→ **ABOUT THIS EXERCISE**: You are asked to filter the data below and copy every line holding "Toxicity".

** Opening SOURCE RECORDS block **

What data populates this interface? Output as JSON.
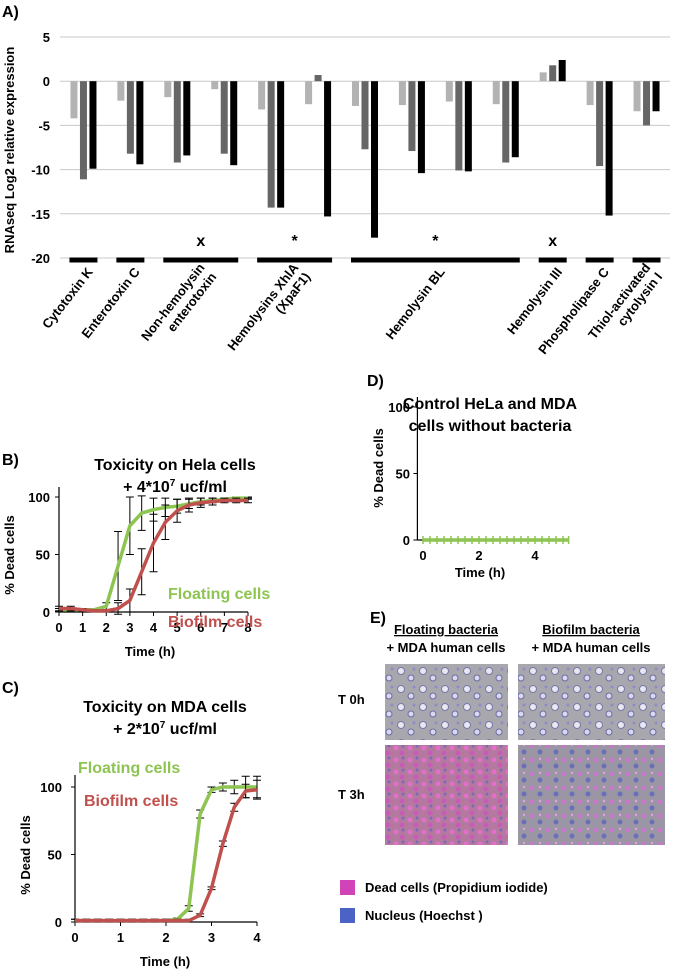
{
  "chart_data": [
    {
      "type": "bar",
      "panel_label": "A)",
      "ylabel": "RNAseq Log2 relative expression",
      "ylim": [
        -21,
        6
      ],
      "yticks": [
        5,
        0,
        -5,
        -10,
        -15,
        -20
      ],
      "grid": true,
      "categories": [
        null,
        null,
        null,
        null,
        null,
        null,
        null,
        null,
        null,
        null,
        null,
        null,
        null
      ],
      "series": [
        {
          "color": "#b3b3b3",
          "values": [
            -4.2,
            -2.2,
            -1.8,
            -0.9,
            -3.2,
            -2.6,
            -2.8,
            -2.7,
            -2.3,
            -2.6,
            1.0,
            -2.7,
            -3.4
          ]
        },
        {
          "color": "#666666",
          "values": [
            -11.1,
            -8.2,
            -9.2,
            -8.2,
            -14.3,
            0.7,
            -7.7,
            -7.9,
            -10.1,
            -9.2,
            1.8,
            -9.6,
            -5.0
          ]
        },
        {
          "color": "#000000",
          "values": [
            -9.9,
            -9.4,
            -8.4,
            -9.5,
            -14.3,
            -15.3,
            -17.7,
            -10.4,
            -10.2,
            -8.6,
            2.4,
            -15.2,
            -3.4
          ]
        }
      ],
      "groups": [
        {
          "label": [
            "Cytotoxin K"
          ],
          "categories": [
            0
          ]
        },
        {
          "label": [
            "Enterotoxin C"
          ],
          "categories": [
            1
          ]
        },
        {
          "label": [
            "Non-hemolysin",
            "enterotoxin"
          ],
          "categories": [
            2,
            3
          ],
          "mark": "x"
        },
        {
          "label": [
            "Hemolysins XhlA",
            "(XpaF1)"
          ],
          "categories": [
            4,
            5
          ],
          "mark": "*"
        },
        {
          "label": [
            "Hemolysin BL"
          ],
          "categories": [
            6,
            7,
            8,
            9
          ],
          "mark": "*"
        },
        {
          "label": [
            "Hemolysin III"
          ],
          "categories": [
            10
          ],
          "mark": "x"
        },
        {
          "label": [
            "Phospholipase C"
          ],
          "categories": [
            11
          ]
        },
        {
          "label": [
            "Thiol-activated",
            "cytolysin I"
          ],
          "categories": [
            12
          ]
        }
      ]
    },
    {
      "type": "line",
      "panel_label": "B)",
      "title": "Toxicity on Hela cells",
      "subtitle": {
        "text": "+ 4*10",
        "sup": "7",
        "after": " ucf/ml"
      },
      "xlabel": "Time (h)",
      "ylabel": "% Dead cells",
      "xlim": [
        0,
        8
      ],
      "ylim": [
        0,
        100
      ],
      "xticks": [
        0,
        1,
        2,
        3,
        4,
        5,
        6,
        7,
        8
      ],
      "yticks": [
        0,
        50,
        100
      ],
      "x": [
        0,
        0.5,
        1,
        1.5,
        2,
        2.5,
        3,
        3.5,
        4,
        4.5,
        5,
        5.5,
        6,
        6.5,
        7,
        7.5,
        8
      ],
      "series": [
        {
          "name": "Floating cells",
          "color": "#8dc452",
          "values": [
            2,
            2,
            2,
            2,
            5,
            40,
            75,
            86,
            89,
            91,
            92,
            94,
            96,
            97,
            98,
            99,
            99
          ],
          "errors": [
            1,
            1,
            1,
            1,
            3,
            30,
            25,
            15,
            10,
            8,
            6,
            4,
            3,
            2,
            1,
            1,
            1
          ]
        },
        {
          "name": "Biofilm cells",
          "color": "#c0504d",
          "values": [
            3,
            3,
            2,
            1,
            1,
            3,
            10,
            35,
            60,
            78,
            88,
            93,
            95,
            96,
            97,
            97,
            97
          ],
          "errors": [
            2,
            2,
            1,
            1,
            1,
            5,
            10,
            20,
            25,
            15,
            10,
            6,
            4,
            3,
            2,
            2,
            2
          ]
        }
      ]
    },
    {
      "type": "line",
      "panel_label": "C)",
      "title": "Toxicity on MDA cells",
      "subtitle": {
        "text": "+ 2*10",
        "sup": "7",
        "after": " ucf/ml"
      },
      "xlabel": "Time (h)",
      "ylabel": "% Dead cells",
      "xlim": [
        0,
        4
      ],
      "ylim": [
        0,
        100
      ],
      "xticks": [
        0,
        1,
        2,
        3,
        4
      ],
      "yticks": [
        0,
        50,
        100
      ],
      "x": [
        0,
        0.25,
        0.5,
        0.75,
        1,
        1.25,
        1.5,
        1.75,
        2,
        2.25,
        2.5,
        2.75,
        3,
        3.25,
        3.5,
        3.75,
        4
      ],
      "series": [
        {
          "name": "Floating cells",
          "color": "#8dc452",
          "values": [
            1,
            1,
            1,
            1,
            1,
            1,
            1,
            1,
            1,
            2,
            10,
            80,
            98,
            100,
            100,
            100,
            100
          ],
          "errors": [
            1,
            1,
            1,
            1,
            1,
            1,
            1,
            1,
            1,
            1,
            2,
            3,
            2,
            3,
            5,
            8,
            8
          ]
        },
        {
          "name": "Biofilm cells",
          "color": "#c0504d",
          "values": [
            1,
            1,
            1,
            1,
            1,
            1,
            1,
            1,
            1,
            1,
            1,
            5,
            25,
            58,
            85,
            97,
            98
          ],
          "errors": [
            1,
            1,
            1,
            1,
            1,
            1,
            1,
            1,
            1,
            1,
            1,
            1,
            1,
            2,
            3,
            5,
            7
          ]
        }
      ]
    },
    {
      "type": "line",
      "panel_label": "D)",
      "title": "Control HeLa and MDA",
      "subtitle": {
        "text": "cells without bacteria"
      },
      "xlabel": "Time (h)",
      "ylabel": "% Dead cells",
      "xlim": [
        -0.2,
        5.2
      ],
      "ylim": [
        0,
        100
      ],
      "xticks": [
        0,
        2,
        4
      ],
      "yticks": [
        0,
        50,
        100
      ],
      "x": [
        0,
        0.25,
        0.5,
        0.75,
        1,
        1.25,
        1.5,
        1.75,
        2,
        2.25,
        2.5,
        2.75,
        3,
        3.25,
        3.5,
        3.75,
        4,
        4.25,
        4.5,
        4.75,
        5,
        5.2
      ],
      "series": [
        {
          "color": "#8dc452",
          "values": [
            0,
            0,
            0,
            0,
            0,
            0,
            0,
            0,
            0,
            0,
            0,
            0,
            0,
            0,
            0,
            0,
            0,
            0,
            0,
            0,
            0,
            0
          ]
        }
      ]
    }
  ],
  "panel_e": {
    "panel_label": "E)",
    "col1": [
      "Floating bacteria",
      "+ MDA human cells"
    ],
    "col2": [
      "Biofilm bacteria",
      "+ MDA human cells"
    ],
    "rows": [
      "T 0h",
      "T 3h"
    ],
    "legend": [
      "Dead cells (Propidium iodide)",
      "Nucleus (Hoechst )"
    ]
  }
}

** Closing SOURCE RECORDS block **

→ **SOLUTION FOR THIS EXERCISE**:
      "title": "Toxicity on Hela cells",
      "title": "Toxicity on MDA cells",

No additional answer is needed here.